* **Request**:
Gather every line of the entries that includes the word "structured".

* **Stored rows**:
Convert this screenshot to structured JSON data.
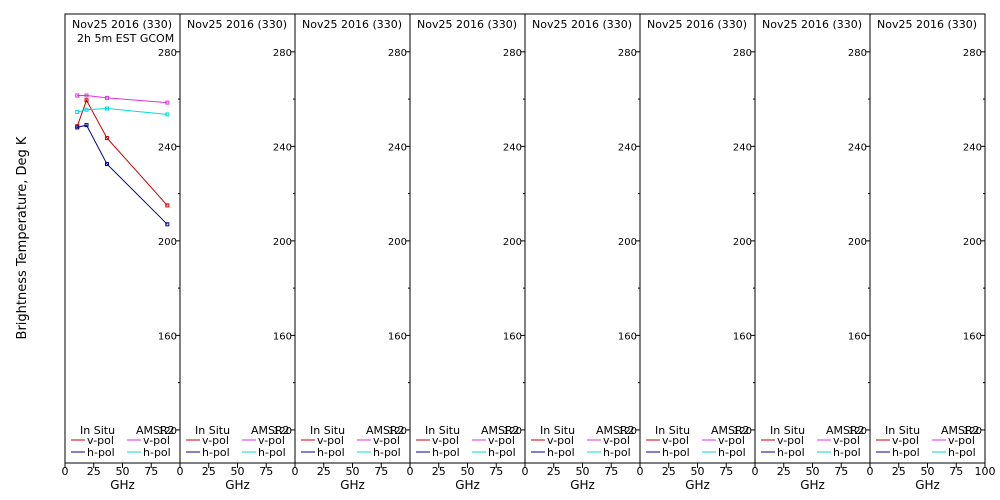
{
  "chart_data": {
    "type": "line",
    "ylabel": "Brightness Temperature, Deg K",
    "xlabel": "GHz",
    "xlim": [
      0,
      100
    ],
    "ylim": [
      106,
      296
    ],
    "x_ticks": [
      "0",
      "25",
      "50",
      "75",
      "100"
    ],
    "y_ticks": [
      120,
      160,
      200,
      240,
      280
    ],
    "series_colors": {
      "insitu_v": "#cc0000",
      "insitu_h": "#000099",
      "amsr2_v": "#dd33dd",
      "amsr2_h": "#00dddd"
    },
    "legend": {
      "in_situ": "In Situ",
      "amsr2": "AMSR2",
      "v_pol": "v-pol",
      "h_pol": "h-pol"
    },
    "panels": [
      {
        "title": "Nov25 2016 (330)",
        "subtitle": "2h 5m EST GCOM",
        "series": [
          {
            "key": "insitu_v",
            "x": [
              10.65,
              18.7,
              36.5,
              89.0
            ],
            "y": [
              248.5,
              259.5,
              243.5,
              215.0
            ]
          },
          {
            "key": "insitu_h",
            "x": [
              10.65,
              18.7,
              36.5,
              89.0
            ],
            "y": [
              248.0,
              249.0,
              232.5,
              207.0
            ]
          },
          {
            "key": "amsr2_v",
            "x": [
              10.65,
              18.7,
              36.5,
              89.0
            ],
            "y": [
              261.5,
              261.5,
              260.5,
              258.5
            ]
          },
          {
            "key": "amsr2_h",
            "x": [
              10.65,
              18.7,
              36.5,
              89.0
            ],
            "y": [
              254.5,
              255.5,
              256.0,
              253.5
            ]
          }
        ]
      },
      {
        "title": "Nov25 2016 (330)",
        "subtitle": "",
        "series": []
      },
      {
        "title": "Nov25 2016 (330)",
        "subtitle": "",
        "series": []
      },
      {
        "title": "Nov25 2016 (330)",
        "subtitle": "",
        "series": []
      },
      {
        "title": "Nov25 2016 (330)",
        "subtitle": "",
        "series": []
      },
      {
        "title": "Nov25 2016 (330)",
        "subtitle": "",
        "series": []
      },
      {
        "title": "Nov25 2016 (330)",
        "subtitle": "",
        "series": []
      },
      {
        "title": "Nov25 2016 (330)",
        "subtitle": "",
        "series": []
      }
    ]
  }
}
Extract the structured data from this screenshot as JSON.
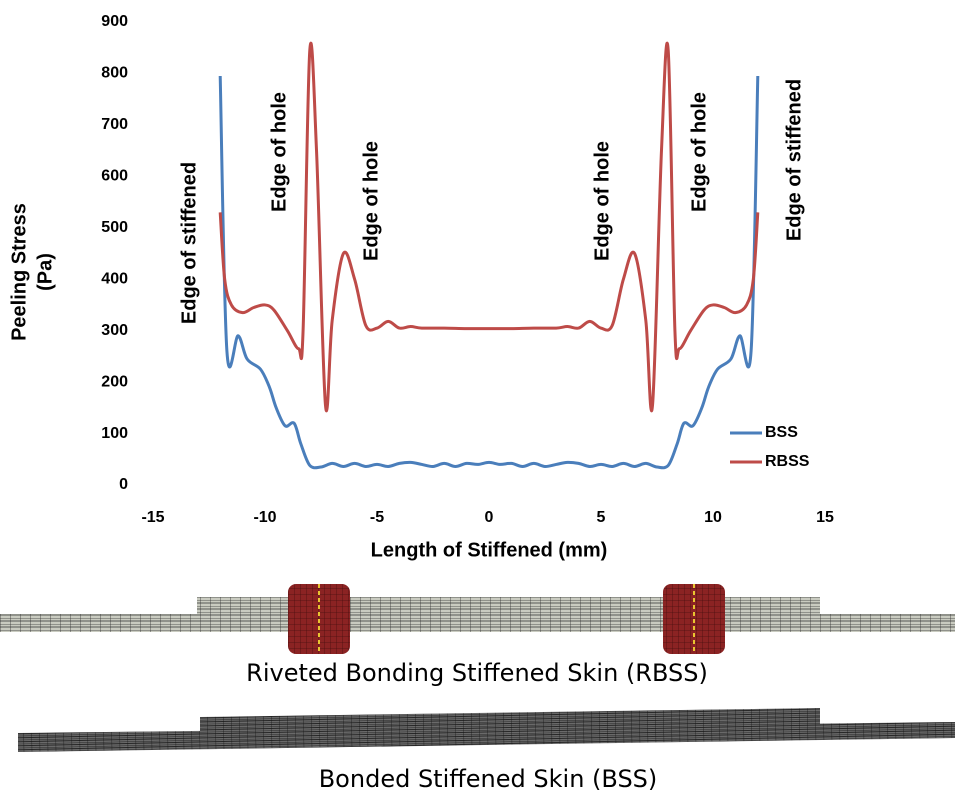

* **Solution to the exercise**:
Convert this screenshot to structured JSON data.
Extract the structured data from this screenshot as JSON.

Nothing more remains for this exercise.